Tarefa
Segundo o excerto sobre a espiritualidade New Age, em que país a feitiçaria passou a ser permitida por lei?

Excerto
+++++

No tocante à espiritualidade da New Age, equivalente da função psicológica da religião, mas separada desta, apesar do conflito com a ciência ser menos intensa, não deixa de a considerar, frequentemente, como alienante e potencialmente catastrófica nas suas acções. Claro que os cientistas consideram este tipo de espiritualidade como perigosa. É curioso o facto da New Age usar a "ciência" para adquirir credibilidade, até certo ponto, porque logo a seguir não quer obedecer às regras científicas. Desde a homeopatia ao uso dos cristais, das cores, dos cheiros, passando pelas filosofias mais variadas, todas promotoras de cura, a racionalidade científica é afastada a todo o transe.
O crescente populismo destas práticas é uma realidade. Muitas delas até estão regulamentadas por lei, outras à espera. Sendo assim, porque admirarmos com o facto de, por exemplo, no Zimbabué, a feitiçaria passar a ser permitida por lei (desde que não seja usada para fazer mal a alguém!)? Para o governo se o sobrenatural existe nada melhor do que a legalização de muitas práticas tradicionais.
O irracional é intrinsecamente humano e nunca desaparecerá.
Quanto à feitiçaria nacional, apesar de não estar totalmente legalizada, tem bons cultivadores, desde artistas desempregados a comentadores televisivos, passando por alguns membros do governo e da assembleia da república. Mas precisam de cursos de especialização. Para isso tanto podem ir a Turim como ao Zimbabué... Clientes não faltam, nem nunca faltarão!

+++++

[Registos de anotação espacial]
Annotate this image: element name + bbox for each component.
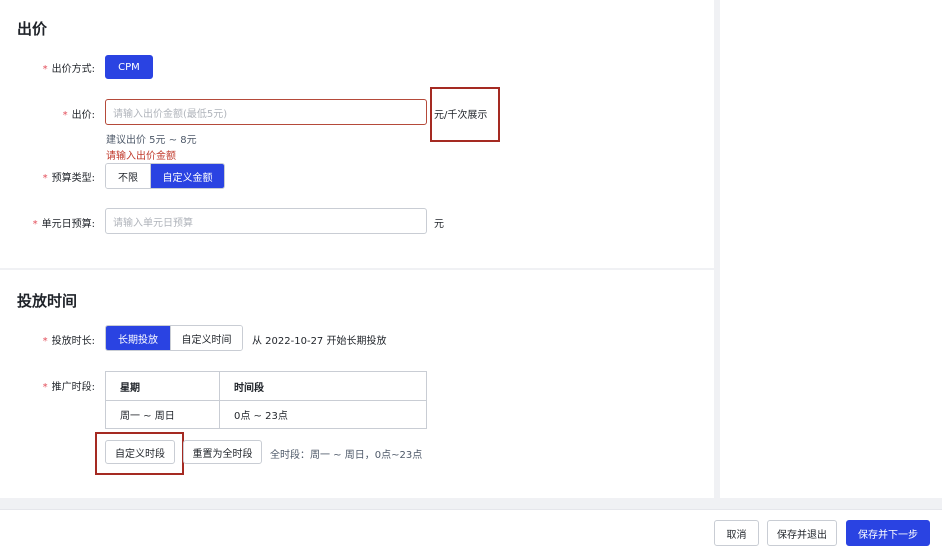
section-divider	[0, 268, 714, 270]
table-cell-weekday: 周一 ~ 周日	[106, 401, 220, 428]
daily-budget-label: * 单元日预算:	[33, 215, 95, 230]
duration-option-long-term[interactable]: 长期投放	[106, 326, 170, 350]
bid-amount-label: * 出价:	[63, 106, 95, 121]
daily-budget-unit: 元	[434, 219, 444, 230]
save-and-next-button[interactable]: 保存并下一步	[846, 520, 930, 546]
highlight-box-custom-slot	[95, 432, 184, 475]
column-header-time-range: 时间段	[234, 382, 264, 394]
time-slot-table: 星期 时间段 周一 ~ 周日 0点 ~ 23点	[105, 371, 427, 429]
budget-type-label: * 预算类型:	[43, 169, 95, 184]
save-and-exit-button[interactable]: 保存并退出	[767, 520, 837, 546]
time-slots-label-text: 推广时段:	[51, 382, 95, 393]
daily-budget-label-text: 单元日预算:	[41, 219, 95, 230]
cancel-button[interactable]: 取消	[714, 520, 759, 546]
budget-option-custom[interactable]: 自定义金额	[150, 164, 224, 188]
bid-mode-label-text: 出价方式:	[51, 64, 95, 75]
schedule-section-title: 投放时间	[17, 292, 78, 310]
duration-segmented: 长期投放 自定义时间	[105, 325, 243, 351]
budget-option-unlimited[interactable]: 不限	[106, 164, 150, 188]
required-mark: *	[42, 173, 48, 184]
required-mark: *	[42, 382, 48, 393]
budget-type-label-text: 预算类型:	[51, 173, 95, 184]
duration-label: * 投放时长:	[43, 332, 95, 347]
right-side-panel	[720, 0, 942, 498]
reset-time-slot-button[interactable]: 重置为全时段	[183, 440, 262, 464]
bid-suggestion-text: 建议出价 5元 ~ 8元	[106, 135, 197, 146]
table-row: 周一 ~ 周日 0点 ~ 23点	[106, 400, 426, 428]
cpm-button[interactable]: CPM	[105, 55, 153, 79]
duration-option-custom[interactable]: 自定义时间	[170, 326, 242, 350]
budget-type-segmented: 不限 自定义金额	[105, 163, 225, 189]
duration-note: 从 2022-10-27 开始长期投放	[252, 336, 387, 347]
table-header-row: 星期 时间段	[106, 372, 426, 400]
bid-amount-label-text: 出价:	[71, 110, 95, 121]
bid-mode-label: * 出价方式:	[43, 60, 95, 75]
bid-amount-input[interactable]: 请输入出价金额(最低5元)	[105, 99, 427, 125]
time-slot-summary: 全时段：周一 ~ 周日，0点~23点	[270, 450, 423, 461]
bid-section-title: 出价	[17, 20, 48, 38]
bid-error-text: 请输入出价金额	[106, 151, 176, 162]
daily-budget-input[interactable]: 请输入单元日预算	[105, 208, 427, 234]
highlight-box-bid-unit	[430, 87, 500, 142]
required-mark: *	[42, 64, 48, 75]
duration-label-text: 投放时长:	[51, 336, 95, 347]
required-mark: *	[32, 219, 38, 230]
time-slots-label: * 推广时段:	[43, 378, 95, 393]
column-header-weekday: 星期	[106, 372, 220, 400]
table-cell-time-range: 0点 ~ 23点	[234, 411, 288, 422]
required-mark: *	[62, 110, 68, 121]
required-mark: *	[42, 336, 48, 347]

+++++

Resposta
No Zimbabué.